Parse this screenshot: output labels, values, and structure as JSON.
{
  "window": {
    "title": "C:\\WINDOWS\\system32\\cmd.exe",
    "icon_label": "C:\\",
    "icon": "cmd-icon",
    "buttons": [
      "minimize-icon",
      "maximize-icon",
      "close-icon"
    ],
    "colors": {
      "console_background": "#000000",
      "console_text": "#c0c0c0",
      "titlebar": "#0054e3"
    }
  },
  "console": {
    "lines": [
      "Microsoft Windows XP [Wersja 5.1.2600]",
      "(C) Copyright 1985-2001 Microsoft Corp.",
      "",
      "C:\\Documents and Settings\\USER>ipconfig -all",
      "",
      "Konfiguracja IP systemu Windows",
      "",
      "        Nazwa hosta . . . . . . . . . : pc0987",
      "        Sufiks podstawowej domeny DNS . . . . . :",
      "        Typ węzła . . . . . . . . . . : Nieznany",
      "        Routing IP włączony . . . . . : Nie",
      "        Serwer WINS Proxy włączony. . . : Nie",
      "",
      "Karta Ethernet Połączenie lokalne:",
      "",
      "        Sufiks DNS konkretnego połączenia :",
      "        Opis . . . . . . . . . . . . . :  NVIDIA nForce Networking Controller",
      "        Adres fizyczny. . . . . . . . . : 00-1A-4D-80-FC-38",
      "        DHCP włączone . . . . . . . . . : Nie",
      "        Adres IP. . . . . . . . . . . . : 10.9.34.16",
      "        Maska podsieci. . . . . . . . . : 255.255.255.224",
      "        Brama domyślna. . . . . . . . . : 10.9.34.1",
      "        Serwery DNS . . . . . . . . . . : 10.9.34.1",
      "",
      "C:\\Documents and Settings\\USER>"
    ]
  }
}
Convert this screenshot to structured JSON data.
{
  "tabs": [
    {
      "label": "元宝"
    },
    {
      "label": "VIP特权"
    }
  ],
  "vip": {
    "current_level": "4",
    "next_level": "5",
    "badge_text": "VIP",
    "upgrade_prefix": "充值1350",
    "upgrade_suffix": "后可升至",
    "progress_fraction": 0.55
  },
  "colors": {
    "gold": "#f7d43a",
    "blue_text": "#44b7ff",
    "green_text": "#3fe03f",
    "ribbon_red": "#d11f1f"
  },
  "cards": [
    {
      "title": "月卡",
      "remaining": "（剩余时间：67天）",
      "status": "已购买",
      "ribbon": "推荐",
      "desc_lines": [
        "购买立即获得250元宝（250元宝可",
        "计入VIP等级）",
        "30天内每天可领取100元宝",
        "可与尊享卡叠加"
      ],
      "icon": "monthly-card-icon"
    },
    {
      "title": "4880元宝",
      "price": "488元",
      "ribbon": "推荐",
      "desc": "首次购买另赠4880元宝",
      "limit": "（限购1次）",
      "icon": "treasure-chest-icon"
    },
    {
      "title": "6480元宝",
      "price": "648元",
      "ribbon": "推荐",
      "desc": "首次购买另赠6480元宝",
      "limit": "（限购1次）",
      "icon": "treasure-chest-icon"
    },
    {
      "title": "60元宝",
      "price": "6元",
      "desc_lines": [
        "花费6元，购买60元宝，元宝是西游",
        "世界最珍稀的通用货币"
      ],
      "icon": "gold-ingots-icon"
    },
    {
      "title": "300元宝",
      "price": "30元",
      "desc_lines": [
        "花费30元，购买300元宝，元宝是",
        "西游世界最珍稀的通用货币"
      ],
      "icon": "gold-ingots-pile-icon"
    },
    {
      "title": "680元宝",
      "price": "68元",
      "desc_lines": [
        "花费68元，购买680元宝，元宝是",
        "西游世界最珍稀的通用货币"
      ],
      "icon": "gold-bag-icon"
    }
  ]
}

====================

Nothing should be left out: repeat all of the data exactly.

REPLY:
Parse this screenshot: output labels, values, and structure as JSON.
{
  "window": {
    "title": "C:\\WINDOWS\\system32\\cmd.exe",
    "icon_label": "C:\\",
    "icon": "cmd-icon",
    "buttons": [
      "minimize-icon",
      "maximize-icon",
      "close-icon"
    ],
    "colors": {
      "console_background": "#000000",
      "console_text": "#c0c0c0",
      "titlebar": "#0054e3"
    }
  },
  "console": {
    "lines": [
      "Microsoft Windows XP [Wersja 5.1.2600]",
      "(C) Copyright 1985-2001 Microsoft Corp.",
      "",
      "C:\\Documents and Settings\\USER>ipconfig -all",
      "",
      "Konfiguracja IP systemu Windows",
      "",
      "        Nazwa hosta . . . . . . . . . : pc0987",
      "        Sufiks podstawowej domeny DNS . . . . . :",
      "        Typ węzła . . . . . . . . . . : Nieznany",
      "        Routing IP włączony . . . . . : Nie",
      "        Serwer WINS Proxy włączony. . . : Nie",
      "",
      "Karta Ethernet Połączenie lokalne:",
      "",
      "        Sufiks DNS konkretnego połączenia :",
      "        Opis . . . . . . . . . . . . . :  NVIDIA nForce Networking Controller",
      "        Adres fizyczny. . . . . . . . . : 00-1A-4D-80-FC-38",
      "        DHCP włączone . . . . . . . . . : Nie",
      "        Adres IP. . . . . . . . . . . . : 10.9.34.16",
      "        Maska podsieci. . . . . . . . . : 255.255.255.224",
      "        Brama domyślna. . . . . . . . . : 10.9.34.1",
      "        Serwery DNS . . . . . . . . . . : 10.9.34.1",
      "",
      "C:\\Documents and Settings\\USER>"
    ]
  }
}
Convert this screenshot to structured JSON data.
{
  "tabs": [
    {
      "label": "元宝"
    },
    {
      "label": "VIP特权"
    }
  ],
  "vip": {
    "current_level": "4",
    "next_level": "5",
    "badge_text": "VIP",
    "upgrade_prefix": "充值1350",
    "upgrade_suffix": "后可升至",
    "progress_fraction": 0.55
  },
  "colors": {
    "gold": "#f7d43a",
    "blue_text": "#44b7ff",
    "green_text": "#3fe03f",
    "ribbon_red": "#d11f1f"
  },
  "cards": [
    {
      "title": "月卡",
      "remaining": "（剩余时间：67天）",
      "status": "已购买",
      "ribbon": "推荐",
      "desc_lines": [
        "购买立即获得250元宝（250元宝可",
        "计入VIP等级）",
        "30天内每天可领取100元宝",
        "可与尊享卡叠加"
      ],
      "icon": "monthly-card-icon"
    },
    {
      "title": "4880元宝",
      "price": "488元",
      "ribbon": "推荐",
      "desc": "首次购买另赠4880元宝",
      "limit": "（限购1次）",
      "icon": "treasure-chest-icon"
    },
    {
      "title": "6480元宝",
      "price": "648元",
      "ribbon": "推荐",
      "desc": "首次购买另赠6480元宝",
      "limit": "（限购1次）",
      "icon": "treasure-chest-icon"
    },
    {
      "title": "60元宝",
      "price": "6元",
      "desc_lines": [
        "花费6元，购买60元宝，元宝是西游",
        "世界最珍稀的通用货币"
      ],
      "icon": "gold-ingots-icon"
    },
    {
      "title": "300元宝",
      "price": "30元",
      "desc_lines": [
        "花费30元，购买300元宝，元宝是",
        "西游世界最珍稀的通用货币"
      ],
      "icon": "gold-ingots-pile-icon"
    },
    {
      "title": "680元宝",
      "price": "68元",
      "desc_lines": [
        "花费68元，购买680元宝，元宝是",
        "西游世界最珍稀的通用货币"
      ],
      "icon": "gold-bag-icon"
    }
  ]
}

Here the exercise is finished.